• What is needed: Pull out every line of the listing below where "place" appears.

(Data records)
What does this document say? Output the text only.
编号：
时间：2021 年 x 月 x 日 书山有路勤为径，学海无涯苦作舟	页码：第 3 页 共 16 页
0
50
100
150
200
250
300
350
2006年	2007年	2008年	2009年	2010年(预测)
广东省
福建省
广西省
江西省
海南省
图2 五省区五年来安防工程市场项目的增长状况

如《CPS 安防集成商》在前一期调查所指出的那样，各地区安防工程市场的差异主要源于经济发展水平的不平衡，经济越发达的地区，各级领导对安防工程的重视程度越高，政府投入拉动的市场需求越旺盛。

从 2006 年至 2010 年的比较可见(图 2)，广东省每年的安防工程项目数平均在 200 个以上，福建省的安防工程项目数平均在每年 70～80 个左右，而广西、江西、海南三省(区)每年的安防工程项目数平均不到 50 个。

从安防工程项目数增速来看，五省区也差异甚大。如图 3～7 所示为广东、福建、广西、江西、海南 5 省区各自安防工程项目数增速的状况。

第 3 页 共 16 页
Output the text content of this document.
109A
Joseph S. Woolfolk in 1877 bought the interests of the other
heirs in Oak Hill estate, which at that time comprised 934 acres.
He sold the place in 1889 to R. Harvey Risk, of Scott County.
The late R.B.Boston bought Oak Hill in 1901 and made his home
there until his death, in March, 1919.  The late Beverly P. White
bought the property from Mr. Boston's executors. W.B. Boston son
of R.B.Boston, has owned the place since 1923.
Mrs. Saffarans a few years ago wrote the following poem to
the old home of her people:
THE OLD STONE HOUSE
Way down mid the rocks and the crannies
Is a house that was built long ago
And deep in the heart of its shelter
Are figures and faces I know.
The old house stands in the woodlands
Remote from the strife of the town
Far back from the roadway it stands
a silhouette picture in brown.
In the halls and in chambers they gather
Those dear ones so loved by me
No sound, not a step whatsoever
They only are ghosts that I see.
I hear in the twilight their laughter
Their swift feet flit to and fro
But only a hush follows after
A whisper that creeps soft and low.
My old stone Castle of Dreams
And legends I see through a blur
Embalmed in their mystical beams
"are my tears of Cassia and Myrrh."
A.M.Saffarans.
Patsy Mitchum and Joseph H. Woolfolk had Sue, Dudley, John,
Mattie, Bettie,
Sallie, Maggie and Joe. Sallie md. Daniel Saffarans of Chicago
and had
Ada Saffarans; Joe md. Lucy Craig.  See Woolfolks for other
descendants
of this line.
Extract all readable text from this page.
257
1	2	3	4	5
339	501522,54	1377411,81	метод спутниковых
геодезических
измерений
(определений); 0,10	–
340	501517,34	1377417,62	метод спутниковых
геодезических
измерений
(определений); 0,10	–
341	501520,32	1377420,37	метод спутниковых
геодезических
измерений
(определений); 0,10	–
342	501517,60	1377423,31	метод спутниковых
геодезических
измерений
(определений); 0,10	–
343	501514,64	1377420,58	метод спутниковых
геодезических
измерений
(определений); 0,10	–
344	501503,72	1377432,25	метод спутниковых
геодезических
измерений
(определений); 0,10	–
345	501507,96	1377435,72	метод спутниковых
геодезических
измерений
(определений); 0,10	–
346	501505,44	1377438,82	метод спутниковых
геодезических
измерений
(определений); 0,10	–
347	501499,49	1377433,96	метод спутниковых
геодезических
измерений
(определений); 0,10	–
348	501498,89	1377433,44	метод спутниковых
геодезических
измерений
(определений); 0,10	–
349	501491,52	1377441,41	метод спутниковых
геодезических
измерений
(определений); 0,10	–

• Output for this exercise:
He sold the place in 1889 to R. Harvey Risk, of Scott County.
of R.B.Boston, has owned the place since 1923.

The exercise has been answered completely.